## REQUEST
State how many lines of the entries below hold the word "접수기간"; reply with nothing but the number.

[Raw records]
(begin)

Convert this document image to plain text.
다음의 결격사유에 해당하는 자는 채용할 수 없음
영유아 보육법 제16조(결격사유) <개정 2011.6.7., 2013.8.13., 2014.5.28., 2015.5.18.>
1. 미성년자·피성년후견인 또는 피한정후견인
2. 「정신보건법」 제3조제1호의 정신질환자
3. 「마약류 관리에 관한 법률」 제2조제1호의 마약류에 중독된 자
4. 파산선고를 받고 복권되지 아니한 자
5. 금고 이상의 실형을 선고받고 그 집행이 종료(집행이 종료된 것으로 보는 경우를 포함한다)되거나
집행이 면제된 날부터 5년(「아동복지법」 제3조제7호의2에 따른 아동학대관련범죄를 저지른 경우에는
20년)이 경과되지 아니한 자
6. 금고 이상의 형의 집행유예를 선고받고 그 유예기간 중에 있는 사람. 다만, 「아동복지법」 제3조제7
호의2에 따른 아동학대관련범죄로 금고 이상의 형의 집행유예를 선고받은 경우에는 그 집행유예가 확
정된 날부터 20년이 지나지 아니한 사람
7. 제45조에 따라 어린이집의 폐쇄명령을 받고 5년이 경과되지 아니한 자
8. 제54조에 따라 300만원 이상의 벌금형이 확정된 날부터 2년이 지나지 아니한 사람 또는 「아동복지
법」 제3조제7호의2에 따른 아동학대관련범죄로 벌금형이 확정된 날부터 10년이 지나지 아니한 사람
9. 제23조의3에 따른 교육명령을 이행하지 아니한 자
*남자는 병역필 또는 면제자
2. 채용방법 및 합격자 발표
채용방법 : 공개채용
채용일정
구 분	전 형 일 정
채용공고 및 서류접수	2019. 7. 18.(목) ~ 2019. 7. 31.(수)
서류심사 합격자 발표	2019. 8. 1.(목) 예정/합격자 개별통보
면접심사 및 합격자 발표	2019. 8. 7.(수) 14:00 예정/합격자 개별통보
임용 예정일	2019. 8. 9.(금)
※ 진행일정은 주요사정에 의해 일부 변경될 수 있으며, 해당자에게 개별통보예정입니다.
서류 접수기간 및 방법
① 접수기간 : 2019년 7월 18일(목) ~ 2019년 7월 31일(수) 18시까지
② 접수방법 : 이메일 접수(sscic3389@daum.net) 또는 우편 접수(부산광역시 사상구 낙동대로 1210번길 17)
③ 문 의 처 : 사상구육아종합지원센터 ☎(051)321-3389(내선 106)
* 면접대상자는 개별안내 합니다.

(end)

## SOLUTION TO THIS TASK
2